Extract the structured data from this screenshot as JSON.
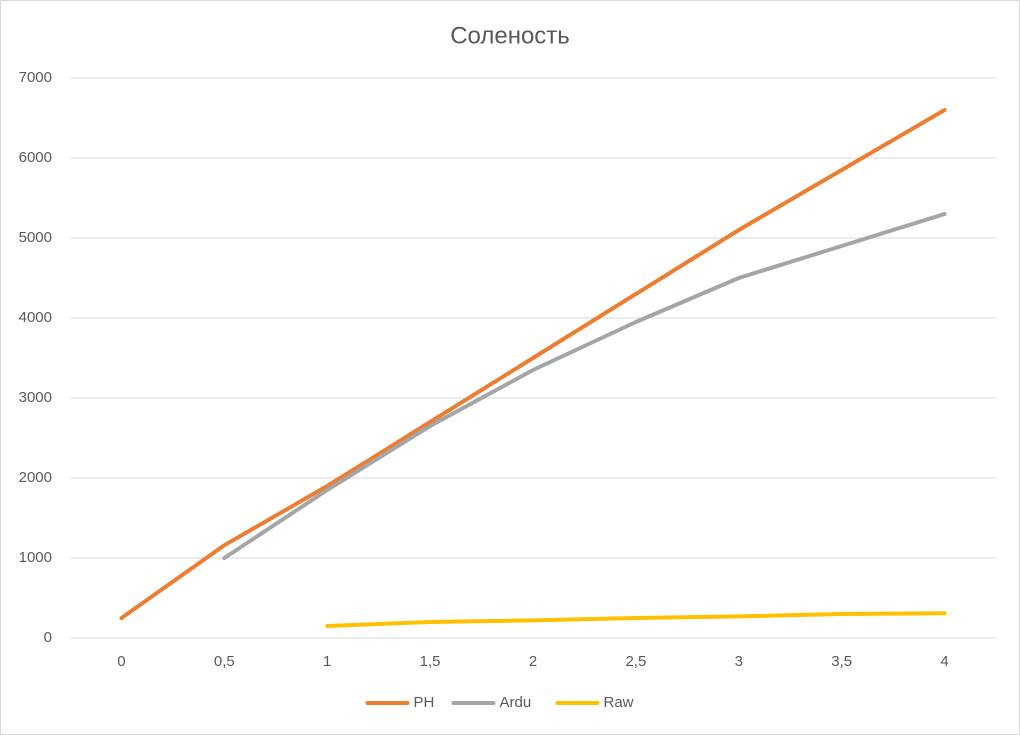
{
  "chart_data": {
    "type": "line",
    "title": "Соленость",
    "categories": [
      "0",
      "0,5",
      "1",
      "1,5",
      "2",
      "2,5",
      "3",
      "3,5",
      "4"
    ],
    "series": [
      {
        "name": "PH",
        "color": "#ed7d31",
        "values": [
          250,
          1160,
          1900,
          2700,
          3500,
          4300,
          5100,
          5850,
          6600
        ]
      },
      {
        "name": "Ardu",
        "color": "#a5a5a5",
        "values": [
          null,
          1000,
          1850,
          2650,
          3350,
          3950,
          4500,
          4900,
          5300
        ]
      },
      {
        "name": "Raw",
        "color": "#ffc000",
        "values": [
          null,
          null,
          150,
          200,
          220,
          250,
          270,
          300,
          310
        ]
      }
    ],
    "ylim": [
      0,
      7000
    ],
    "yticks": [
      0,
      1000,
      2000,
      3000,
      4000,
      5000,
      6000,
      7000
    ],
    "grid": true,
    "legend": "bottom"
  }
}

++++++

> REQUEST
Above are records to transcribe exactly; leave their pictures out.

> IN RESPONSE
Extract the structured data from this screenshot as JSON.
{
  "chart_data": {
    "type": "line",
    "title": "Соленость",
    "categories": [
      "0",
      "0,5",
      "1",
      "1,5",
      "2",
      "2,5",
      "3",
      "3,5",
      "4"
    ],
    "series": [
      {
        "name": "PH",
        "color": "#ed7d31",
        "values": [
          250,
          1160,
          1900,
          2700,
          3500,
          4300,
          5100,
          5850,
          6600
        ]
      },
      {
        "name": "Ardu",
        "color": "#a5a5a5",
        "values": [
          null,
          1000,
          1850,
          2650,
          3350,
          3950,
          4500,
          4900,
          5300
        ]
      },
      {
        "name": "Raw",
        "color": "#ffc000",
        "values": [
          null,
          null,
          150,
          200,
          220,
          250,
          270,
          300,
          310
        ]
      }
    ],
    "ylim": [
      0,
      7000
    ],
    "yticks": [
      0,
      1000,
      2000,
      3000,
      4000,
      5000,
      6000,
      7000
    ],
    "grid": true,
    "legend": "bottom"
  }
}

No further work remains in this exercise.